▸ **WORK TO BE COMPLETED**: Keep only the lines of the listing that include the word "Free", and copy them.

Saved entries
┌────────

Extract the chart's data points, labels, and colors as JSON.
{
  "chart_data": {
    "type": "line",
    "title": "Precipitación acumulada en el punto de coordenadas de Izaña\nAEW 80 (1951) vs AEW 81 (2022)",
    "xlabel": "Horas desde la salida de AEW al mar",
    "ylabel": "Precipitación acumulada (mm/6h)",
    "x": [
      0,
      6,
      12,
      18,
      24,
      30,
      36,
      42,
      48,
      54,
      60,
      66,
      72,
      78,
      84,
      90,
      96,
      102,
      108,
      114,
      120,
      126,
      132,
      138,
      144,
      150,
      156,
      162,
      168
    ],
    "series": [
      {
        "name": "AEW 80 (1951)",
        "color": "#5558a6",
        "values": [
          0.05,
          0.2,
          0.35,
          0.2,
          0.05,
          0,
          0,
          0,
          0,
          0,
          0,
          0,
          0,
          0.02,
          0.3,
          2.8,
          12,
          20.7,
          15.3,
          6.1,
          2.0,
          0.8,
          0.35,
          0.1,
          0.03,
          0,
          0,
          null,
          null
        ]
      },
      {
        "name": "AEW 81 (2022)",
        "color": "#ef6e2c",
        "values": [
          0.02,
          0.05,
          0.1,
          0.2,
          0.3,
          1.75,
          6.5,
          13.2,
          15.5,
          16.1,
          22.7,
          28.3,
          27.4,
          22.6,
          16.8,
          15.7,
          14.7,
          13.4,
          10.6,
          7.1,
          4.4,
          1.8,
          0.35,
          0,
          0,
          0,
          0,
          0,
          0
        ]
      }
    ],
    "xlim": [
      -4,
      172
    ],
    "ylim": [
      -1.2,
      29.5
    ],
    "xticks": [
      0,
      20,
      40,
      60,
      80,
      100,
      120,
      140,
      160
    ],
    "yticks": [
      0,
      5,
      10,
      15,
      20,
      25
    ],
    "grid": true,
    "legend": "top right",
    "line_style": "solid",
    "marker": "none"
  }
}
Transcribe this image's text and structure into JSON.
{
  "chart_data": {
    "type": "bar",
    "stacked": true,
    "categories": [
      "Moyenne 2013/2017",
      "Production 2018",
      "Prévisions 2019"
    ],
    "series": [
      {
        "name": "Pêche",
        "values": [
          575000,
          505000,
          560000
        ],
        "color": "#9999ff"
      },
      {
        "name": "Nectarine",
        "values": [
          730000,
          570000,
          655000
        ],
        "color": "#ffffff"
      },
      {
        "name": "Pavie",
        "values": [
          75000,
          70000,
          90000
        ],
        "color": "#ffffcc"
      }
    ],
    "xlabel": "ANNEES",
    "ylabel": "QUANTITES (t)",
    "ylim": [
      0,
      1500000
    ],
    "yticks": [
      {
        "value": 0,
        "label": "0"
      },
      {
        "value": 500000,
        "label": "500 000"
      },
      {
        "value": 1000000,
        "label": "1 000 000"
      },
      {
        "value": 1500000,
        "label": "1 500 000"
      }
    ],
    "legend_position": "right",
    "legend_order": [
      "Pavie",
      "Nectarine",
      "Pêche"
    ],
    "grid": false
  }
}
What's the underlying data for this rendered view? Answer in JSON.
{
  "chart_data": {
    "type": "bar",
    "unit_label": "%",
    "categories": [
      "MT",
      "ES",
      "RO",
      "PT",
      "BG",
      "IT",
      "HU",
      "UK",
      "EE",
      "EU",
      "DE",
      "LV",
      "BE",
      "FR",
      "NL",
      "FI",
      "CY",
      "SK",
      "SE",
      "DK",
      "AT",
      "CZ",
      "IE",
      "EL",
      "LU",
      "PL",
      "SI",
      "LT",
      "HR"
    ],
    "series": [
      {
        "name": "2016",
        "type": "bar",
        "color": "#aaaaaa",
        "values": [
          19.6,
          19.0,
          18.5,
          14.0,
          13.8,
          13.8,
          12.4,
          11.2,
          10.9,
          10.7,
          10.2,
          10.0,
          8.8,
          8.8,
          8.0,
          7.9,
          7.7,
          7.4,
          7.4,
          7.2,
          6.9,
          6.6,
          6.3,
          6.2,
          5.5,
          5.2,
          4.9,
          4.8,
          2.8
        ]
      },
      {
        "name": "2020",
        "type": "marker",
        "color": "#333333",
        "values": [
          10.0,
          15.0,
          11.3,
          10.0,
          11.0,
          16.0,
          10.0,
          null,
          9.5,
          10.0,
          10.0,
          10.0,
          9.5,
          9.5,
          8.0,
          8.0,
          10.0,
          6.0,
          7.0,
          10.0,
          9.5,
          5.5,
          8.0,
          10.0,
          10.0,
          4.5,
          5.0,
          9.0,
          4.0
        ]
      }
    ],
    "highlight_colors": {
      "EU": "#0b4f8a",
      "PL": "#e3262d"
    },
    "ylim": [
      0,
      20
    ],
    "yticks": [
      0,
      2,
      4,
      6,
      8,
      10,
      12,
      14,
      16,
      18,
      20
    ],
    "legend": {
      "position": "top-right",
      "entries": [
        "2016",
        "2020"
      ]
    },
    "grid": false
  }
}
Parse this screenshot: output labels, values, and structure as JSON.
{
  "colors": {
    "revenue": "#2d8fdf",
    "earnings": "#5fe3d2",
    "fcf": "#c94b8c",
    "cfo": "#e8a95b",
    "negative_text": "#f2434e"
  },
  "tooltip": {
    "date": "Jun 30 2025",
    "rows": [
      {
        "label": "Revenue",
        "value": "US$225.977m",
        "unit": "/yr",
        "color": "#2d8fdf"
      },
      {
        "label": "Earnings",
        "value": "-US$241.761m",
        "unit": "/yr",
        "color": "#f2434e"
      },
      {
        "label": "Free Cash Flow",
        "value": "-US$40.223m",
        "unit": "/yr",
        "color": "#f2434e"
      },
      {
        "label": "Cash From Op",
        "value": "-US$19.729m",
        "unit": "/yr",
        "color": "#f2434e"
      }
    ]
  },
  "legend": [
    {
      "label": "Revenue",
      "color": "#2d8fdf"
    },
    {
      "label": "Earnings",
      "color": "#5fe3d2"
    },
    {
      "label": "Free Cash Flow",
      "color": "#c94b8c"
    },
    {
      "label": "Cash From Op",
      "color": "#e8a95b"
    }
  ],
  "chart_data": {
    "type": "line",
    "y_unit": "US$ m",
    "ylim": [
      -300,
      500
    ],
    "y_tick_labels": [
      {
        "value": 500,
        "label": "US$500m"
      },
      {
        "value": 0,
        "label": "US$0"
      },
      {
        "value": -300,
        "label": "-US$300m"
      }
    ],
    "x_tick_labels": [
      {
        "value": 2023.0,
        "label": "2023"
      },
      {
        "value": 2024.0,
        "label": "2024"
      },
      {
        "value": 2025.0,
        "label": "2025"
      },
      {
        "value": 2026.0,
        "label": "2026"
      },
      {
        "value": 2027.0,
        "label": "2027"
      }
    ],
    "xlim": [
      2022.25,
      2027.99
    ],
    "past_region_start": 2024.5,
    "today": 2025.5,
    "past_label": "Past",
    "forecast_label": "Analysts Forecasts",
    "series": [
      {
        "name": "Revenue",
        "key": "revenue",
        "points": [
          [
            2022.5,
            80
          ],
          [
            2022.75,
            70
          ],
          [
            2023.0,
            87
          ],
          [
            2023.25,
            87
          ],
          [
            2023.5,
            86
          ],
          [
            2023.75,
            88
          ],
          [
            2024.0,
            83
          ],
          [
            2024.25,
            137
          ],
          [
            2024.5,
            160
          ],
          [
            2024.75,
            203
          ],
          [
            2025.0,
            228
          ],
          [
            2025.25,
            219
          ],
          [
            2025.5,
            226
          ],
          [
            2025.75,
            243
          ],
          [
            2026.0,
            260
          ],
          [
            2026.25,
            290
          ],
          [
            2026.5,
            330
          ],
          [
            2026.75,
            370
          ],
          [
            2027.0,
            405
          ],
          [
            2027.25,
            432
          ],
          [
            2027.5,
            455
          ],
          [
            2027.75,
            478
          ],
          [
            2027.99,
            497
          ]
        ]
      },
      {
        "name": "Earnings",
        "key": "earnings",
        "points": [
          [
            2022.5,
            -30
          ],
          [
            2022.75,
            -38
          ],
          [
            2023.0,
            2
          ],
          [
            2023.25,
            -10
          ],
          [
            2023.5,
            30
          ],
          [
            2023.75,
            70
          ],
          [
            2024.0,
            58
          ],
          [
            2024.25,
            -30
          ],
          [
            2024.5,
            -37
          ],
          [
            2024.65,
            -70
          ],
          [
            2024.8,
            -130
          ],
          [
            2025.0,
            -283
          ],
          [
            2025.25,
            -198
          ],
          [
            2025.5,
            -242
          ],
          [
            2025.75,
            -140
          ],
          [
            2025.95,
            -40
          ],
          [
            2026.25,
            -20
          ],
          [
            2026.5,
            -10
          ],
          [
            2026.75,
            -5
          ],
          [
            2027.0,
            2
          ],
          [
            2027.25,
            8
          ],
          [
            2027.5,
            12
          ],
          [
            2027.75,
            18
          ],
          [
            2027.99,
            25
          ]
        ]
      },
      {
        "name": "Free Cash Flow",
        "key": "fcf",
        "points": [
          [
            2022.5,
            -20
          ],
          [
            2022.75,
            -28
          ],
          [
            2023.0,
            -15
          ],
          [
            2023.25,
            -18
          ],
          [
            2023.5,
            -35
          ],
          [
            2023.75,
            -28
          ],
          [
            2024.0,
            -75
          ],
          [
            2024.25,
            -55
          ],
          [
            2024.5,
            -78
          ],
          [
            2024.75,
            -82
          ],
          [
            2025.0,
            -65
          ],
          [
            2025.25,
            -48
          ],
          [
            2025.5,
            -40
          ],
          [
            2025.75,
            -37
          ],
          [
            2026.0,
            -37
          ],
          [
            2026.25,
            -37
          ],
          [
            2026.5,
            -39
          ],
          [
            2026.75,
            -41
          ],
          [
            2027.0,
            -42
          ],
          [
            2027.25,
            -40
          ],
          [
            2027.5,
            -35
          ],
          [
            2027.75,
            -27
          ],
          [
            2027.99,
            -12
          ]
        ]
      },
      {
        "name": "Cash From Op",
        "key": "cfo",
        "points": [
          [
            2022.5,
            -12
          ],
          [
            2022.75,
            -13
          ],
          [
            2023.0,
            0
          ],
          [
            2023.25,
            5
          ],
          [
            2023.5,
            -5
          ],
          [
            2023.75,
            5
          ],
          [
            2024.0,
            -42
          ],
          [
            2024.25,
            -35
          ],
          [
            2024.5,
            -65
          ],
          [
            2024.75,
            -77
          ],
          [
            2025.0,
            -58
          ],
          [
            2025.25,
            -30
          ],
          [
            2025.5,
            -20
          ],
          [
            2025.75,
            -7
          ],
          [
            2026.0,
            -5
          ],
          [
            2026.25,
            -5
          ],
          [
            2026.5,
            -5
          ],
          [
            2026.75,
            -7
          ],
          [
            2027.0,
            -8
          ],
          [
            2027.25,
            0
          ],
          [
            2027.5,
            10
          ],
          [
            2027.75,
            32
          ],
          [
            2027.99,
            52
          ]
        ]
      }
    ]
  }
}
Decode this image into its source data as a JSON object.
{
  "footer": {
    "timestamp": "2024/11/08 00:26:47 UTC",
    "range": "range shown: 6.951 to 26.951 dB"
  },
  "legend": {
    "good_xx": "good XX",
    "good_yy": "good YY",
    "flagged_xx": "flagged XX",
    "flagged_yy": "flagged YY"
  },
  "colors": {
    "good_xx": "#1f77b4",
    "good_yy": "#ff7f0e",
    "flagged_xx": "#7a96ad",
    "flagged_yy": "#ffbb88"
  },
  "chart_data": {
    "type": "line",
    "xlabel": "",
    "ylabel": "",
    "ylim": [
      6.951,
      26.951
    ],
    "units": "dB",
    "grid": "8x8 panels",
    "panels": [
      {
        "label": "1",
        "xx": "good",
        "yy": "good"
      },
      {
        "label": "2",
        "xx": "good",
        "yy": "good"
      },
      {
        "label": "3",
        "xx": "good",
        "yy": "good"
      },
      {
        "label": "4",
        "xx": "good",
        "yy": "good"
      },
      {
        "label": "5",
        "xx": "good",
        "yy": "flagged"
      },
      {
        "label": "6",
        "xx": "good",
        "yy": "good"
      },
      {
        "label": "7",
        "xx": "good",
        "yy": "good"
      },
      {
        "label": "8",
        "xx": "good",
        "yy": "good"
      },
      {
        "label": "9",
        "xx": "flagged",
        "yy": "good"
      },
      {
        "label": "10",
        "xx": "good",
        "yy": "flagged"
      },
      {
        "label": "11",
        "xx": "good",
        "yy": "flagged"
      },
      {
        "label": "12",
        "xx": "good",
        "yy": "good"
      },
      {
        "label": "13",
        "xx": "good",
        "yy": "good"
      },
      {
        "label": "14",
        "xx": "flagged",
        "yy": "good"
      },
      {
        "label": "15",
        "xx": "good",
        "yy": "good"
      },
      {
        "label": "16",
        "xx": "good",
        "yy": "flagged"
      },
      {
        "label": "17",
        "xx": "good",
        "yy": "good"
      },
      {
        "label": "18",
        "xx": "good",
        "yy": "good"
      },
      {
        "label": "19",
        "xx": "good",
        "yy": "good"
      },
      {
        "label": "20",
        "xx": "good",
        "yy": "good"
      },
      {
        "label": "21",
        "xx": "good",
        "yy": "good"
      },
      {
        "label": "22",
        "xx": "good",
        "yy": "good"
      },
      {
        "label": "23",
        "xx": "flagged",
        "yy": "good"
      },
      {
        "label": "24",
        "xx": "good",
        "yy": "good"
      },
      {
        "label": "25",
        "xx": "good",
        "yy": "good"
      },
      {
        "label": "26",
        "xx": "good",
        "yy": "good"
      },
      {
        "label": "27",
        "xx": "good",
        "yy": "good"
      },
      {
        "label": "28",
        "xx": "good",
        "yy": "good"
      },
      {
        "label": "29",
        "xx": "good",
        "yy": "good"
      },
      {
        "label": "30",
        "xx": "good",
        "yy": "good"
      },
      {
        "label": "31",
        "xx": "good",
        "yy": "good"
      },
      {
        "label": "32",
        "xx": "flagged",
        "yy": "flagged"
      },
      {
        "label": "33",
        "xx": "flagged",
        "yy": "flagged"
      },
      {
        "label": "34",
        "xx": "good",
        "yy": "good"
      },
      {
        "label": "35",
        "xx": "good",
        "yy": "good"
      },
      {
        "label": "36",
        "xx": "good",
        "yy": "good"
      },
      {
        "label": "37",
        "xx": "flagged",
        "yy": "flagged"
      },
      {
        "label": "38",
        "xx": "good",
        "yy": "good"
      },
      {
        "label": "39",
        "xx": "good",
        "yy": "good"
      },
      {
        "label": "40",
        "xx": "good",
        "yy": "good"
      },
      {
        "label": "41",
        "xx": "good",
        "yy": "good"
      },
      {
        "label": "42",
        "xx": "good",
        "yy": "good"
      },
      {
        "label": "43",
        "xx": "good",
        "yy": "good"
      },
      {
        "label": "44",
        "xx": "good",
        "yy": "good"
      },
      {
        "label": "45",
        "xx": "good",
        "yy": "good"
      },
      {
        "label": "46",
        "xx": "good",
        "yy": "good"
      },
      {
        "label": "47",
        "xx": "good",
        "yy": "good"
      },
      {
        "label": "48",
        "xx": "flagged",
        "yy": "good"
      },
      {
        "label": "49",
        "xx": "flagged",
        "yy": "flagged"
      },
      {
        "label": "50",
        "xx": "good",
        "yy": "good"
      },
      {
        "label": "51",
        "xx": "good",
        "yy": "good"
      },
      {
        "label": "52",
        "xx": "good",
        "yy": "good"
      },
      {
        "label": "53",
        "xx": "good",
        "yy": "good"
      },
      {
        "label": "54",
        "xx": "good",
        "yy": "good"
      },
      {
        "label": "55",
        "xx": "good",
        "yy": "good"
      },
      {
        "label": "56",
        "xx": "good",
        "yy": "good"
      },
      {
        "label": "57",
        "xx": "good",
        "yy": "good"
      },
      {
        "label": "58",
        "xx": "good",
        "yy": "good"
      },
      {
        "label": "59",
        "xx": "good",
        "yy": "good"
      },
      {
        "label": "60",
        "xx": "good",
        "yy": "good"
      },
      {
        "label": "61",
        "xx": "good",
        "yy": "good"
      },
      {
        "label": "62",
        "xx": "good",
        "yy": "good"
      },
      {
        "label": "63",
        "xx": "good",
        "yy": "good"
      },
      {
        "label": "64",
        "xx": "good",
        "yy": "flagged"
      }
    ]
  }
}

└────────

▸ **THE REPLY**:
        "label": "Free Cash Flow",
      "label": "Free Cash Flow",
        "name": "Free Cash Flow",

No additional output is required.